Михаил Юрьевич Лермонтов в поэме «Тамбовская казначейша» описывает скандальную историю, случившуюся в Тамбове. Находившийся там проездом штаб-ротмистр Гарин обыграл в карты местного казначея Бобковского. Ситуация была бы банальна, если бы не ставка в этой игре, которой оказалась красавица Авдотья Николаевна, его супруга. Поэма сама по себе скандальная, но куда скандальнее была реальная история, которая легла в основу сюжета…
События разворачивались не в провинциальном Тамбове, а в Москве, и участниками были не какие-то никому не известные казначей и штаб-ротмистр, а «сильные мира сего» - князь Голицын и граф Разумовский. Именно между ними состоялась игра, в которой призом победителю стала молодая красавица -жена Голицына.
***
Здесь отрывок из книги воспоминаний ее внучки М.Г. Назимовой "Бабушка Разумовская".
…Моя бабушка, почти ребенком, вышла замуж за князя Александра Николаевича Голицына, который был только на три года старше ее. Голицын был внук знаменитого петровского фельдмаршала, князя Михаила Михайловича-старшего, и сын обер-гофмаршала Екатерины, князя Николая Михайловича. Этот Голицын, крайне богатый, владетель 24 000 душ, отличался самодурством, за которое в Москве его прозвали именем одной модной оперы того времени «Cosa-rasa»…
У нас на Руси, так же как и в Англии, отличаются самодурством, которое составляет своего рода роскошь между людьми крайне богатыми, но каждое сословие выражает его по-своему, сообразуясь со своими понятиями и развитием; в последние годы на этом поприще отличаются купеческие сынки, пользуясь свободой действий без конкуренции прожившихся вельмож.
Про Голицына рассказывали легендарные вещи; утверждали, что он ежедневно отпускал своим кучерам шампанское; ассигнациями крупного достоинства зажигал трубки гостей, горстями бросал золото на улицу, чтобы извозчики толпились у его подъезда.
Однажды, во время прогулки в лесу с женой, летом в имении, она, утомленная от прогулки и жары, присела на пень и выразила сожаление о невозможности получить стакан молока. Несколько дней спустя, князь предложил жене повторить прогулку в лес, и на том самом месте, где она пожелала молока, была выстроена маленькая ферма, и на этот раз она утолила свою жажду «запоздавшим стаканом молока», как извинился князь перед нею. Сумасшедшая расточительность мужа приводила мою бабушку в отчаяние.
Он подписывал векселя, в которых сумма не была проставлена буквами, а выставлена цифрами, и заимодавец мог легко приписать к означенной сумме по нулю, если его бессовестность имела границы, а не то так два и три нуля. Бабушка, предвидя неминуемое разорение, обратилась за помощью к только что вступившему на престол императору Александру I в 1801 году. Но государь отказал, и ничто не могло уже помешать Голицыну стремиться к окончательной гибели материального положения.
Между Голицыным и Разумовским было некоторое свойство; брат бабушки, а мой дедушка, князь Николай Григорьевич Вяземский, в то время гофмаршал, был женат на племяннице графа Льва Кирилловича, и в их доме граф часто встречался с княгиней Голицыной.

==========

--- Задание 1 ---
Перечислите все легендарные поступки, которые, по словам текста о князе Голицыне, ему приписывали в рассказах о его ежедневных причудах с кучерами, гостями и извозчиками.
--- Задание 2 ---
Продолжите текст о князе Голицыне после его последней фразы.

==========

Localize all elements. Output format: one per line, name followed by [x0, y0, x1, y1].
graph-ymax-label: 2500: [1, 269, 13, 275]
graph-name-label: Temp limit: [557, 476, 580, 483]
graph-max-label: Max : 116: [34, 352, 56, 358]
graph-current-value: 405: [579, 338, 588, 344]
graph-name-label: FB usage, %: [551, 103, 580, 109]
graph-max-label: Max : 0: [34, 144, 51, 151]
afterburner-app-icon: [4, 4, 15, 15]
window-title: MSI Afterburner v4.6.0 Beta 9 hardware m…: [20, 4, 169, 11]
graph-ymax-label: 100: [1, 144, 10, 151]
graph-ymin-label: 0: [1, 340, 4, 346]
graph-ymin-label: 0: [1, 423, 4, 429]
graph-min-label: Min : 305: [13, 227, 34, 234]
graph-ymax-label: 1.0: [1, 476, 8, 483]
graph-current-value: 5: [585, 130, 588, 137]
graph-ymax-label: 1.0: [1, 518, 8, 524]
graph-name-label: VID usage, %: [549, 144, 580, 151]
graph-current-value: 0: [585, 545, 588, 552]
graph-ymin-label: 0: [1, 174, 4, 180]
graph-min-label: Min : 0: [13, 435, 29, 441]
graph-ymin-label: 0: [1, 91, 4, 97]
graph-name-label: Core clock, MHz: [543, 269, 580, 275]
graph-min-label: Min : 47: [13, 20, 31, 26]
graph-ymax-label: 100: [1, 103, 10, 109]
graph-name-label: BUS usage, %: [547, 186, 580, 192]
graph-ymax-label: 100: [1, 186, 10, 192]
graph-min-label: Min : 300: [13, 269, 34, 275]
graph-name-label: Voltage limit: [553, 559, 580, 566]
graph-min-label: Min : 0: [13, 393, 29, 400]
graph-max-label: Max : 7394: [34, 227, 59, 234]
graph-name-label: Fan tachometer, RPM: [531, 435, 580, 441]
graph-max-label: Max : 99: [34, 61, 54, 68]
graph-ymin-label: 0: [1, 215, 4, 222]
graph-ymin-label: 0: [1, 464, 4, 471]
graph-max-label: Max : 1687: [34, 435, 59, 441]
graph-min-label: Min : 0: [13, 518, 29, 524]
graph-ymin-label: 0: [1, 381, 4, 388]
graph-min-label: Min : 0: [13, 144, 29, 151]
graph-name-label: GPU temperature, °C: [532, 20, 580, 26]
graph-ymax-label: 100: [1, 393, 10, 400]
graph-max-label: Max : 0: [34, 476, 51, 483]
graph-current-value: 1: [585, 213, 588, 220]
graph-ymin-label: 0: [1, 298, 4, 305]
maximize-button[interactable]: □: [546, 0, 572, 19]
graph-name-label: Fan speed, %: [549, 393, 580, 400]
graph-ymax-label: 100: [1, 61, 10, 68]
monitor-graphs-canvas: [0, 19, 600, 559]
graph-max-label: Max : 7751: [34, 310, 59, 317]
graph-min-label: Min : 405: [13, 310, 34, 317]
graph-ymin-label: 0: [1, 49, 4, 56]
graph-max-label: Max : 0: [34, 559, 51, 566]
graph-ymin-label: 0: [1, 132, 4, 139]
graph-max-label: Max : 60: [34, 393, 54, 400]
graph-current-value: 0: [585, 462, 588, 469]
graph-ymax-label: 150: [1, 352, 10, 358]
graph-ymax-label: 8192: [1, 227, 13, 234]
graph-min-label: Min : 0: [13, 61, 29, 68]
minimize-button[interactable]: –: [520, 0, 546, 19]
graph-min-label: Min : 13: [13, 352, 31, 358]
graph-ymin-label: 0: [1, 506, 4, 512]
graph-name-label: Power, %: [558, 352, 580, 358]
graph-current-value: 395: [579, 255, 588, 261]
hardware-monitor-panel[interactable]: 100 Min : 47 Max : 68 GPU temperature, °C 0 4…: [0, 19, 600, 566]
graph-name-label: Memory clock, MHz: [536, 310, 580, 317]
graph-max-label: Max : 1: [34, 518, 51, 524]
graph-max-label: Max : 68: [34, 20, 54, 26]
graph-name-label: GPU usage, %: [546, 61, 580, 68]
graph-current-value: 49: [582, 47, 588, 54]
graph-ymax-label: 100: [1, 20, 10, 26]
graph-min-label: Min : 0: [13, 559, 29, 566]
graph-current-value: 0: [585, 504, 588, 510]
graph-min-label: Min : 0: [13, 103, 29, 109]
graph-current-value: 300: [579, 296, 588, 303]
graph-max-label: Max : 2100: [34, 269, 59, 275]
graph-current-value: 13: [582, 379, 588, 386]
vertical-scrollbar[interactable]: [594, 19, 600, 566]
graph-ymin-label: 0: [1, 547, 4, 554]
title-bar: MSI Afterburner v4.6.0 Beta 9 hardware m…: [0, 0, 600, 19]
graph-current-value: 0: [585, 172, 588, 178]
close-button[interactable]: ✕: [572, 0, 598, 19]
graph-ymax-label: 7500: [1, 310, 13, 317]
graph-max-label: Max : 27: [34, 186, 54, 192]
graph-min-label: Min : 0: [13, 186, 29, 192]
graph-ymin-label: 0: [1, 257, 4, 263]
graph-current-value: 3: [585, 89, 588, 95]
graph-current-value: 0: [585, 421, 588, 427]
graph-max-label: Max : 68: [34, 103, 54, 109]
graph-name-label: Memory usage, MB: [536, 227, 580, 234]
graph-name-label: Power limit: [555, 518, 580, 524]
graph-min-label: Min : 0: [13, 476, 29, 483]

==========

--- Ответ 1 ---
- ежедневно отпускал своим кучерам шампанское;
- зажигал трубки гостей ассигнациями крупного достоинства;
- горстями бросал золото на улицу, чтобы у его подъезда толпились извозчики.

--- Ответ 2 ---
Граф Лев Кириллович Разумовский был пятый сын Кирилла Григорьевича, у которого было одиннадцать человек детей: шесть сыновей и пять дочерей. Лев родился в 1757 году. Кирилл Григорьевич стремился дать сыновьям хорошее образование, что при несметном его богатстве не представляло затруднений. Ежегодный его доход определяли в 600 ООО рублей.
Чтобы удалить детей из-под влияния матери, которая не сочувствовала стремлению к культуре, Кирилл Григорьевич нанял на Васильевском острове отдельный дом и поместил туда сыновей, окружив их тщательно избранными гувернерами и профессорами; затем продолжительное пребывание за границей Льва Кирилловича помогло сделать из него всесторонне образованного человека.
Он любил книги, науки, художества, музыку, понимал и сочувствовал природе, и едва ли не у него первого в Москве был при доме зимний сад. Вся Москва стремилась на его праздники, где радушный хозяин принимал истинным барином, в полном и настоящем значении этого слова, очаровывая всех своим добродушием и утонченной вежливостью. Его развитой ум не мог не понять высокого учения масонов и не отнестись отзывчиво к их законам; он сам сделался убежденный масон, был в переписке с Поздеевым, но это не мешало ему быть ревностным, глубоко верующим христианином. Все высокое, чистое и честное привлекало его: это была глубоко отзывчивая личность.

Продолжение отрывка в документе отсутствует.